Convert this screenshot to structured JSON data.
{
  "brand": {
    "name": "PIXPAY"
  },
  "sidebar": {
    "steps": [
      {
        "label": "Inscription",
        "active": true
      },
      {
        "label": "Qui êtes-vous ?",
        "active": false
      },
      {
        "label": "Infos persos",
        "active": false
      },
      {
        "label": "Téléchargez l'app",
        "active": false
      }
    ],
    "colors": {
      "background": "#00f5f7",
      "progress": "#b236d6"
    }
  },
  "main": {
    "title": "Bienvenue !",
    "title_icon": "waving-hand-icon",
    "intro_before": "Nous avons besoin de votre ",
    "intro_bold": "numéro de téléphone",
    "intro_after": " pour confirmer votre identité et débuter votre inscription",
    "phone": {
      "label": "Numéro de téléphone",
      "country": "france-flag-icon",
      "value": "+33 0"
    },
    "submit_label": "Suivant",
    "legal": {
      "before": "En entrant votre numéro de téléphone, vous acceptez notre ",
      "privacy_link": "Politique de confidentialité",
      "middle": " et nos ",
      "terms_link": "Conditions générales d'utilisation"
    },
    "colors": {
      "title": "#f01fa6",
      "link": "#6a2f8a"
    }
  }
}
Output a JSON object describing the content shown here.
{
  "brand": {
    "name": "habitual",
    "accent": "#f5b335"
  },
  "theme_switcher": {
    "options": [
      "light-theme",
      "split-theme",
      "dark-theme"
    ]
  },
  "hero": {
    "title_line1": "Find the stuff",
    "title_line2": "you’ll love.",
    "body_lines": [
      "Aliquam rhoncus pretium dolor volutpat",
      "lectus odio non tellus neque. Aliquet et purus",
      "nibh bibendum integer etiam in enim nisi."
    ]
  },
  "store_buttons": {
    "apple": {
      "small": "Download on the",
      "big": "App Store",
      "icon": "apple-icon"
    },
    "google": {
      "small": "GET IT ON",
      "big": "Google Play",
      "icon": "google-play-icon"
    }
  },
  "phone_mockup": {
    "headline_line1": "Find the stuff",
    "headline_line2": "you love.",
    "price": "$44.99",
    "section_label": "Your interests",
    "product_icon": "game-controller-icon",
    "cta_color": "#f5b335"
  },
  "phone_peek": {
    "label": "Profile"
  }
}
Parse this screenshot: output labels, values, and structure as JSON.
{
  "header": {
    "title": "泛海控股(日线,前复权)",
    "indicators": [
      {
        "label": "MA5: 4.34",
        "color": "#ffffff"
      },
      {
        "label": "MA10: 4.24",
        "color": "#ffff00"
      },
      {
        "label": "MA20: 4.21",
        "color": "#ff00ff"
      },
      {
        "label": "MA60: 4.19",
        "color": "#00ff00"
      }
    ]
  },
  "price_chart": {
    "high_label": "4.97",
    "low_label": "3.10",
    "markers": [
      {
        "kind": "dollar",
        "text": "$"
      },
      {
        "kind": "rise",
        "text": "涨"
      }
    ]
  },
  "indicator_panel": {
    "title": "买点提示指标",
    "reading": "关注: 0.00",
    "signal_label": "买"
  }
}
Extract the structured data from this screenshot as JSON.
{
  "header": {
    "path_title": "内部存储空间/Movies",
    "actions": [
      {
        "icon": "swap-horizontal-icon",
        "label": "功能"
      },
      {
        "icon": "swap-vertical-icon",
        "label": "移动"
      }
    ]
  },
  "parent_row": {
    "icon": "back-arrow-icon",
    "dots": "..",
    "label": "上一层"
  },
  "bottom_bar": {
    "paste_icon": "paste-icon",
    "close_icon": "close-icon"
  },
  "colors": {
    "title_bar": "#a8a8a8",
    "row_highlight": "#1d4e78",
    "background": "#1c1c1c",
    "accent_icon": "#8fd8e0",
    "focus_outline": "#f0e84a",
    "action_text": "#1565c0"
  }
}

**What is being asked:**
Exactly as shown, repeat every record.

**Task output:**
Convert this screenshot to structured JSON data.
{
  "brand": {
    "name": "PIXPAY"
  },
  "sidebar": {
    "steps": [
      {
        "label": "Inscription",
        "active": true
      },
      {
        "label": "Qui êtes-vous ?",
        "active": false
      },
      {
        "label": "Infos persos",
        "active": false
      },
      {
        "label": "Téléchargez l'app",
        "active": false
      }
    ],
    "colors": {
      "background": "#00f5f7",
      "progress": "#b236d6"
    }
  },
  "main": {
    "title": "Bienvenue !",
    "title_icon": "waving-hand-icon",
    "intro_before": "Nous avons besoin de votre ",
    "intro_bold": "numéro de téléphone",
    "intro_after": " pour confirmer votre identité et débuter votre inscription",
    "phone": {
      "label": "Numéro de téléphone",
      "country": "france-flag-icon",
      "value": "+33 0"
    },
    "submit_label": "Suivant",
    "legal": {
      "before": "En entrant votre numéro de téléphone, vous acceptez notre ",
      "privacy_link": "Politique de confidentialité",
      "middle": " et nos ",
      "terms_link": "Conditions générales d'utilisation"
    },
    "colors": {
      "title": "#f01fa6",
      "link": "#6a2f8a"
    }
  }
}
Output a JSON object describing the content shown here.
{
  "brand": {
    "name": "habitual",
    "accent": "#f5b335"
  },
  "theme_switcher": {
    "options": [
      "light-theme",
      "split-theme",
      "dark-theme"
    ]
  },
  "hero": {
    "title_line1": "Find the stuff",
    "title_line2": "you’ll love.",
    "body_lines": [
      "Aliquam rhoncus pretium dolor volutpat",
      "lectus odio non tellus neque. Aliquet et purus",
      "nibh bibendum integer etiam in enim nisi."
    ]
  },
  "store_buttons": {
    "apple": {
      "small": "Download on the",
      "big": "App Store",
      "icon": "apple-icon"
    },
    "google": {
      "small": "GET IT ON",
      "big": "Google Play",
      "icon": "google-play-icon"
    }
  },
  "phone_mockup": {
    "headline_line1": "Find the stuff",
    "headline_line2": "you love.",
    "price": "$44.99",
    "section_label": "Your interests",
    "product_icon": "game-controller-icon",
    "cta_color": "#f5b335"
  },
  "phone_peek": {
    "label": "Profile"
  }
}
Parse this screenshot: output labels, values, and structure as JSON.
{
  "header": {
    "title": "泛海控股(日线,前复权)",
    "indicators": [
      {
        "label": "MA5: 4.34",
        "color": "#ffffff"
      },
      {
        "label": "MA10: 4.24",
        "color": "#ffff00"
      },
      {
        "label": "MA20: 4.21",
        "color": "#ff00ff"
      },
      {
        "label": "MA60: 4.19",
        "color": "#00ff00"
      }
    ]
  },
  "price_chart": {
    "high_label": "4.97",
    "low_label": "3.10",
    "markers": [
      {
        "kind": "dollar",
        "text": "$"
      },
      {
        "kind": "rise",
        "text": "涨"
      }
    ]
  },
  "indicator_panel": {
    "title": "买点提示指标",
    "reading": "关注: 0.00",
    "signal_label": "买"
  }
}
Extract the structured data from this screenshot as JSON.
{
  "header": {
    "path_title": "内部存储空间/Movies",
    "actions": [
      {
        "icon": "swap-horizontal-icon",
        "label": "功能"
      },
      {
        "icon": "swap-vertical-icon",
        "label": "移动"
      }
    ]
  },
  "parent_row": {
    "icon": "back-arrow-icon",
    "dots": "..",
    "label": "上一层"
  },
  "bottom_bar": {
    "paste_icon": "paste-icon",
    "close_icon": "close-icon"
  },
  "colors": {
    "title_bar": "#a8a8a8",
    "row_highlight": "#1d4e78",
    "background": "#1c1c1c",
    "accent_icon": "#8fd8e0",
    "focus_outline": "#f0e84a",
    "action_text": "#1565c0"
  }
}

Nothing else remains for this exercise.